The lines to extract start at the one containing "Transcribe the text in this document." and end with the last line; give them exactly and nothing more.

Stored items
▶

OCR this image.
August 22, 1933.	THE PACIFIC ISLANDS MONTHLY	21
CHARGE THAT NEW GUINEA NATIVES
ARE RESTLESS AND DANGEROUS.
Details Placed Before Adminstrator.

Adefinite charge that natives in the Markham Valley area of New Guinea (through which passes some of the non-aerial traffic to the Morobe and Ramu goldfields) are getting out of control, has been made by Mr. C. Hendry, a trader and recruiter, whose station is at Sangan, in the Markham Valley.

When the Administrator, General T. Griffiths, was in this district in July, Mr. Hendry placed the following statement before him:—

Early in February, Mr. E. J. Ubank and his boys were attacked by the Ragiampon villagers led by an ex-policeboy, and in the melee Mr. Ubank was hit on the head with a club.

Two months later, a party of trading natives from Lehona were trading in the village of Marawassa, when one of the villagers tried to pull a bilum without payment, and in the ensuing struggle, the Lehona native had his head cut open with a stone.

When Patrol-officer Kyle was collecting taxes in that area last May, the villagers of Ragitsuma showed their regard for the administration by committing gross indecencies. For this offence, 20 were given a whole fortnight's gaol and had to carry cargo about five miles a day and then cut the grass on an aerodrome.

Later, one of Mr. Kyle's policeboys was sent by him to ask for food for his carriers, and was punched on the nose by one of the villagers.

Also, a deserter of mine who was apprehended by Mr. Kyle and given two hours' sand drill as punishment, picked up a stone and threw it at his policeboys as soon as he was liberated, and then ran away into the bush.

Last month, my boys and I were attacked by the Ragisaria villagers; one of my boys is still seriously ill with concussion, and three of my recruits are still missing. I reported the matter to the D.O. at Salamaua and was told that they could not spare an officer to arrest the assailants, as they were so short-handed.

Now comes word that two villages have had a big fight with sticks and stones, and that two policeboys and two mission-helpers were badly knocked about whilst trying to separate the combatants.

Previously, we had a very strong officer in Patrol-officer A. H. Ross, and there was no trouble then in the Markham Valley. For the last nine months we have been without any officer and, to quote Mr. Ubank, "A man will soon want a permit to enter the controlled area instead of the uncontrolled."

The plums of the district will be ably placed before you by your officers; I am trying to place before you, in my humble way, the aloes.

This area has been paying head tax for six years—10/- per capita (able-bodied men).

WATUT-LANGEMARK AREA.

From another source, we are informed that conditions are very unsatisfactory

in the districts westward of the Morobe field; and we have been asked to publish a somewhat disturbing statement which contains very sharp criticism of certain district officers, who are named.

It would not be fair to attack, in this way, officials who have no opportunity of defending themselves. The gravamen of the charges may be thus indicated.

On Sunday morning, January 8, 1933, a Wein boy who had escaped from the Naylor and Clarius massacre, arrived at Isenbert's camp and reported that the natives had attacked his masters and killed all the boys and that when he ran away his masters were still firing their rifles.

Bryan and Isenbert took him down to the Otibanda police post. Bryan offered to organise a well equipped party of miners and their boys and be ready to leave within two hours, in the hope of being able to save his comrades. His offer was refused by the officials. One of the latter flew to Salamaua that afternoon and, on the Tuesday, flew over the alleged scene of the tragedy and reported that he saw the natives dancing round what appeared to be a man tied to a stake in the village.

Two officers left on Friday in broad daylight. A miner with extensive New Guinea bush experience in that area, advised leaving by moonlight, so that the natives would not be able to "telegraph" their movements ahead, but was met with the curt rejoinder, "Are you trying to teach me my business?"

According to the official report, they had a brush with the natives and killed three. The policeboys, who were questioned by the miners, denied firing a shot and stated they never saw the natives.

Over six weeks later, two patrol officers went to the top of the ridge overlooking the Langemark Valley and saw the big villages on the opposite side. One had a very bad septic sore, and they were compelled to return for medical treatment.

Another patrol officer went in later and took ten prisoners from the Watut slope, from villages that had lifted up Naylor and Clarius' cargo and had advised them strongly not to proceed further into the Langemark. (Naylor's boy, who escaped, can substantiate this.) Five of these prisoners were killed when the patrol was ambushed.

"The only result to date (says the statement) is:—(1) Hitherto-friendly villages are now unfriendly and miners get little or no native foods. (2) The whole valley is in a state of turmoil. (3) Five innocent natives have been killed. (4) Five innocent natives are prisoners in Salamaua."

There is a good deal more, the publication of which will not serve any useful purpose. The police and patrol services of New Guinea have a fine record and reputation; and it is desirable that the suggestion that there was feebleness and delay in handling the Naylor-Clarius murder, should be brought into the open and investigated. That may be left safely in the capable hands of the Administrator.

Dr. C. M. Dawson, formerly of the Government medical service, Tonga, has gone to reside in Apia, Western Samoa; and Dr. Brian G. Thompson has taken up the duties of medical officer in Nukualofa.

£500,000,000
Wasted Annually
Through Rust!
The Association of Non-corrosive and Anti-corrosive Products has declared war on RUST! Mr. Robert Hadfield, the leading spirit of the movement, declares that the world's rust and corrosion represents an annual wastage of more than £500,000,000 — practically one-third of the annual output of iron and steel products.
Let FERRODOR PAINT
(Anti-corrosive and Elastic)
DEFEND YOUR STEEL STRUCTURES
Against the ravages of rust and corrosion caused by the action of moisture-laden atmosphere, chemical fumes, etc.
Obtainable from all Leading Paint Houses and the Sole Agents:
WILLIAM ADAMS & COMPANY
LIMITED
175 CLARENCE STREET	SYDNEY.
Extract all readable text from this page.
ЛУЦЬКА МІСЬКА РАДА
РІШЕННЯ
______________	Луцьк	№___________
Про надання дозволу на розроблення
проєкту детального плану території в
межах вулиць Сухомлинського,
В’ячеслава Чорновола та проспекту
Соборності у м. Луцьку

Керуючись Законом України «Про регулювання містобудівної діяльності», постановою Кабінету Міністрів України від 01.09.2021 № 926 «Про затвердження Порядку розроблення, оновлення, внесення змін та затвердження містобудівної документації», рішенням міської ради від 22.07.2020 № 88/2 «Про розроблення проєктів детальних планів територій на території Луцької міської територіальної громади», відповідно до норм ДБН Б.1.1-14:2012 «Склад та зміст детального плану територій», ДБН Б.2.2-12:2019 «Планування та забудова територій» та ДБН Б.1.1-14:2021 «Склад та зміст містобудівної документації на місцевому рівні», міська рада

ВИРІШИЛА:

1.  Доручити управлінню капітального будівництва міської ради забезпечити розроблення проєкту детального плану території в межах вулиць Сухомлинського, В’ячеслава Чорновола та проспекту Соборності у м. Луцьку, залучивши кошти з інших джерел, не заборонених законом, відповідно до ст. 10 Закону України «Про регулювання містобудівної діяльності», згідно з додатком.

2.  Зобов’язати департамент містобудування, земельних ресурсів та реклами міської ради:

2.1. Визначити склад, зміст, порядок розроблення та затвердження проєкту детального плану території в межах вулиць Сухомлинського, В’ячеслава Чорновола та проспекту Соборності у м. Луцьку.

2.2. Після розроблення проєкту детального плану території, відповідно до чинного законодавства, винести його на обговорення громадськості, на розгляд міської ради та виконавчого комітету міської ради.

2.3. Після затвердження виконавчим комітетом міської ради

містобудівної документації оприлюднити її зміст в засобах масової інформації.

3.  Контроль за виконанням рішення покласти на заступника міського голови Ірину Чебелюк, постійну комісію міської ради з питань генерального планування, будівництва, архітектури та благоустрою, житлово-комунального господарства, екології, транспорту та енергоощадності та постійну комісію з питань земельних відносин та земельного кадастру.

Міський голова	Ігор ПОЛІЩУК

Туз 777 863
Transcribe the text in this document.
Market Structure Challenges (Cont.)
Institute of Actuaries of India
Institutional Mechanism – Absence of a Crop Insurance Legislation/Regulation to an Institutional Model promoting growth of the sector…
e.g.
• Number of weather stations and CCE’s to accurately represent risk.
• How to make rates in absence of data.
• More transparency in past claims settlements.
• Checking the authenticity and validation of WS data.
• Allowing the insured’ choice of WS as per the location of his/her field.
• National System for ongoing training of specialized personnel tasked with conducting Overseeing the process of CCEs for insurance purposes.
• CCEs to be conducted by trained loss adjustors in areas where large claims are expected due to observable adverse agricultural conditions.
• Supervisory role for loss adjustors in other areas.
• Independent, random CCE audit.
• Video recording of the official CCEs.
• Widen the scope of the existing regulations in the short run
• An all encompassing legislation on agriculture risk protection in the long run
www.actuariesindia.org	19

◀

_OUTPUT FOR THIS TASK_:
Transcribe the text in this document.
Market Structure Challenges (Cont.)
Institute of Actuaries of India
Institutional Mechanism – Absence of a Crop Insurance Legislation/Regulation to an Institutional Model promoting growth of the sector…
e.g.
• Number of weather stations and CCE’s to accurately represent risk.
• How to make rates in absence of data.
• More transparency in past claims settlements.
• Checking the authenticity and validation of WS data.
• Allowing the insured’ choice of WS as per the location of his/her field.
• National System for ongoing training of specialized personnel tasked with conducting Overseeing the process of CCEs for insurance purposes.
• CCEs to be conducted by trained loss adjustors in areas where large claims are expected due to observable adverse agricultural conditions.
• Supervisory role for loss adjustors in other areas.
• Independent, random CCE audit.
• Video recording of the official CCEs.
• Widen the scope of the existing regulations in the short run
• An all encompassing legislation on agriculture risk protection in the long run
www.actuariesindia.org	19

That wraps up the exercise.